= Records for this exercise =
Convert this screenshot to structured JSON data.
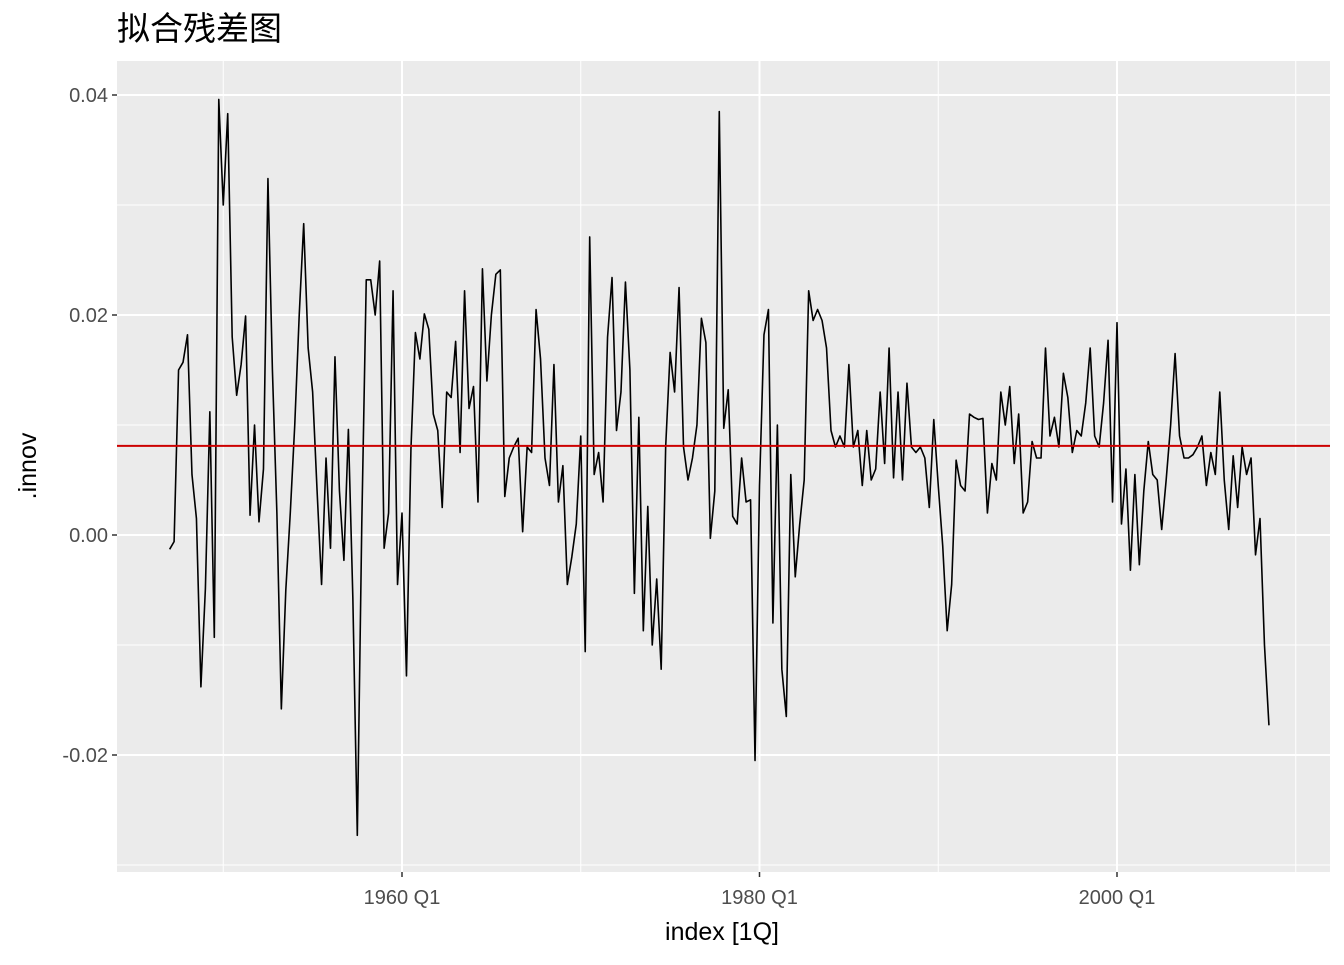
{
  "chart_data": {
    "type": "line",
    "title": "拟合残差图",
    "xlabel": "index [1Q]",
    "ylabel": ".innov",
    "x_start_year": 1947,
    "x_ticks": [
      "1960 Q1",
      "1980 Q1",
      "2000 Q1"
    ],
    "y_ticks": [
      "-0.02",
      "0.00",
      "0.02",
      "0.04"
    ],
    "ylim": [
      -0.03,
      0.0405
    ],
    "grid": true,
    "series": [
      {
        "color": "#000000",
        "values": [
          -0.0013,
          -0.0006,
          0.015,
          0.0157,
          0.0182,
          0.0055,
          0.0015,
          -0.0138,
          -0.0049,
          0.0112,
          -0.0093,
          0.0396,
          0.03,
          0.0383,
          0.018,
          0.0127,
          0.0155,
          0.0199,
          0.0018,
          0.01,
          0.0012,
          0.006,
          0.0324,
          0.015,
          0.002,
          -0.0158,
          -0.005,
          0.002,
          0.01,
          0.02,
          0.0283,
          0.017,
          0.013,
          0.004,
          -0.0045,
          0.007,
          -0.0012,
          0.0162,
          0.004,
          -0.0023,
          0.0096,
          -0.0057,
          -0.0273,
          0.001,
          0.0232,
          0.0232,
          0.02,
          0.0249,
          -0.0012,
          0.002,
          0.0222,
          -0.0045,
          0.002,
          -0.0128,
          0.0078,
          0.0184,
          0.016,
          0.0201,
          0.0187,
          0.011,
          0.0095,
          0.0025,
          0.013,
          0.0125,
          0.0176,
          0.0075,
          0.0222,
          0.0115,
          0.0135,
          0.003,
          0.0242,
          0.014,
          0.02,
          0.0237,
          0.0241,
          0.0035,
          0.007,
          0.008,
          0.0088,
          0.0003,
          0.008,
          0.0075,
          0.0205,
          0.016,
          0.007,
          0.0045,
          0.0155,
          0.003,
          0.0063,
          -0.0045,
          -0.002,
          0.001,
          0.009,
          -0.0106,
          0.0271,
          0.0055,
          0.0075,
          0.003,
          0.018,
          0.0234,
          0.0095,
          0.013,
          0.023,
          0.015,
          -0.0053,
          0.0107,
          -0.0087,
          0.0026,
          -0.01,
          -0.004,
          -0.0122,
          0.008,
          0.0166,
          0.013,
          0.0225,
          0.008,
          0.005,
          0.007,
          0.01,
          0.0197,
          0.0175,
          -0.0003,
          0.004,
          0.0385,
          0.0097,
          0.0132,
          0.0017,
          0.001,
          0.007,
          0.003,
          0.0032,
          -0.0205,
          0.0045,
          0.0182,
          0.0205,
          -0.008,
          0.01,
          -0.0122,
          -0.0165,
          0.0055,
          -0.0038,
          0.001,
          0.005,
          0.0222,
          0.0195,
          0.0205,
          0.0195,
          0.017,
          0.0095,
          0.008,
          0.009,
          0.008,
          0.0155,
          0.008,
          0.0095,
          0.0045,
          0.0095,
          0.005,
          0.006,
          0.013,
          0.0065,
          0.017,
          0.0052,
          0.013,
          0.005,
          0.0138,
          0.008,
          0.0075,
          0.008,
          0.007,
          0.0025,
          0.0105,
          0.0045,
          -0.001,
          -0.0087,
          -0.0045,
          0.0068,
          0.0045,
          0.004,
          0.011,
          0.0107,
          0.0105,
          0.0106,
          0.002,
          0.0065,
          0.005,
          0.013,
          0.01,
          0.0135,
          0.0065,
          0.011,
          0.002,
          0.003,
          0.0085,
          0.007,
          0.007,
          0.017,
          0.009,
          0.0107,
          0.008,
          0.0147,
          0.0125,
          0.0075,
          0.0095,
          0.009,
          0.012,
          0.017,
          0.009,
          0.008,
          0.012,
          0.0177,
          0.003,
          0.0193,
          0.001,
          0.006,
          -0.0032,
          0.0055,
          -0.0027,
          0.004,
          0.0085,
          0.0055,
          0.005,
          0.0005,
          0.005,
          0.01,
          0.0165,
          0.009,
          0.007,
          0.007,
          0.0073,
          0.008,
          0.009,
          0.0045,
          0.0075,
          0.0055,
          0.013,
          0.005,
          0.0005,
          0.0072,
          0.0025,
          0.008,
          0.0055,
          0.007,
          -0.0018,
          0.0015,
          -0.01,
          -0.0173
        ]
      }
    ],
    "hline": {
      "value": 0.0081,
      "color": "#cc0000"
    }
  },
  "style": {
    "panel_bg": "#ebebeb",
    "grid_major": "#ffffff",
    "line_color": "#000000",
    "hline_color": "#cc0000"
  }
}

= What you need to do =
Write out the entries above word for word. Do not include the pictures.

= Expected output =
Convert this screenshot to structured JSON data.
{
  "chart_data": {
    "type": "line",
    "title": "拟合残差图",
    "xlabel": "index [1Q]",
    "ylabel": ".innov",
    "x_start_year": 1947,
    "x_ticks": [
      "1960 Q1",
      "1980 Q1",
      "2000 Q1"
    ],
    "y_ticks": [
      "-0.02",
      "0.00",
      "0.02",
      "0.04"
    ],
    "ylim": [
      -0.03,
      0.0405
    ],
    "grid": true,
    "series": [
      {
        "color": "#000000",
        "values": [
          -0.0013,
          -0.0006,
          0.015,
          0.0157,
          0.0182,
          0.0055,
          0.0015,
          -0.0138,
          -0.0049,
          0.0112,
          -0.0093,
          0.0396,
          0.03,
          0.0383,
          0.018,
          0.0127,
          0.0155,
          0.0199,
          0.0018,
          0.01,
          0.0012,
          0.006,
          0.0324,
          0.015,
          0.002,
          -0.0158,
          -0.005,
          0.002,
          0.01,
          0.02,
          0.0283,
          0.017,
          0.013,
          0.004,
          -0.0045,
          0.007,
          -0.0012,
          0.0162,
          0.004,
          -0.0023,
          0.0096,
          -0.0057,
          -0.0273,
          0.001,
          0.0232,
          0.0232,
          0.02,
          0.0249,
          -0.0012,
          0.002,
          0.0222,
          -0.0045,
          0.002,
          -0.0128,
          0.0078,
          0.0184,
          0.016,
          0.0201,
          0.0187,
          0.011,
          0.0095,
          0.0025,
          0.013,
          0.0125,
          0.0176,
          0.0075,
          0.0222,
          0.0115,
          0.0135,
          0.003,
          0.0242,
          0.014,
          0.02,
          0.0237,
          0.0241,
          0.0035,
          0.007,
          0.008,
          0.0088,
          0.0003,
          0.008,
          0.0075,
          0.0205,
          0.016,
          0.007,
          0.0045,
          0.0155,
          0.003,
          0.0063,
          -0.0045,
          -0.002,
          0.001,
          0.009,
          -0.0106,
          0.0271,
          0.0055,
          0.0075,
          0.003,
          0.018,
          0.0234,
          0.0095,
          0.013,
          0.023,
          0.015,
          -0.0053,
          0.0107,
          -0.0087,
          0.0026,
          -0.01,
          -0.004,
          -0.0122,
          0.008,
          0.0166,
          0.013,
          0.0225,
          0.008,
          0.005,
          0.007,
          0.01,
          0.0197,
          0.0175,
          -0.0003,
          0.004,
          0.0385,
          0.0097,
          0.0132,
          0.0017,
          0.001,
          0.007,
          0.003,
          0.0032,
          -0.0205,
          0.0045,
          0.0182,
          0.0205,
          -0.008,
          0.01,
          -0.0122,
          -0.0165,
          0.0055,
          -0.0038,
          0.001,
          0.005,
          0.0222,
          0.0195,
          0.0205,
          0.0195,
          0.017,
          0.0095,
          0.008,
          0.009,
          0.008,
          0.0155,
          0.008,
          0.0095,
          0.0045,
          0.0095,
          0.005,
          0.006,
          0.013,
          0.0065,
          0.017,
          0.0052,
          0.013,
          0.005,
          0.0138,
          0.008,
          0.0075,
          0.008,
          0.007,
          0.0025,
          0.0105,
          0.0045,
          -0.001,
          -0.0087,
          -0.0045,
          0.0068,
          0.0045,
          0.004,
          0.011,
          0.0107,
          0.0105,
          0.0106,
          0.002,
          0.0065,
          0.005,
          0.013,
          0.01,
          0.0135,
          0.0065,
          0.011,
          0.002,
          0.003,
          0.0085,
          0.007,
          0.007,
          0.017,
          0.009,
          0.0107,
          0.008,
          0.0147,
          0.0125,
          0.0075,
          0.0095,
          0.009,
          0.012,
          0.017,
          0.009,
          0.008,
          0.012,
          0.0177,
          0.003,
          0.0193,
          0.001,
          0.006,
          -0.0032,
          0.0055,
          -0.0027,
          0.004,
          0.0085,
          0.0055,
          0.005,
          0.0005,
          0.005,
          0.01,
          0.0165,
          0.009,
          0.007,
          0.007,
          0.0073,
          0.008,
          0.009,
          0.0045,
          0.0075,
          0.0055,
          0.013,
          0.005,
          0.0005,
          0.0072,
          0.0025,
          0.008,
          0.0055,
          0.007,
          -0.0018,
          0.0015,
          -0.01,
          -0.0173
        ]
      }
    ],
    "hline": {
      "value": 0.0081,
      "color": "#cc0000"
    }
  },
  "style": {
    "panel_bg": "#ebebeb",
    "grid_major": "#ffffff",
    "line_color": "#000000",
    "hline_color": "#cc0000"
  }
}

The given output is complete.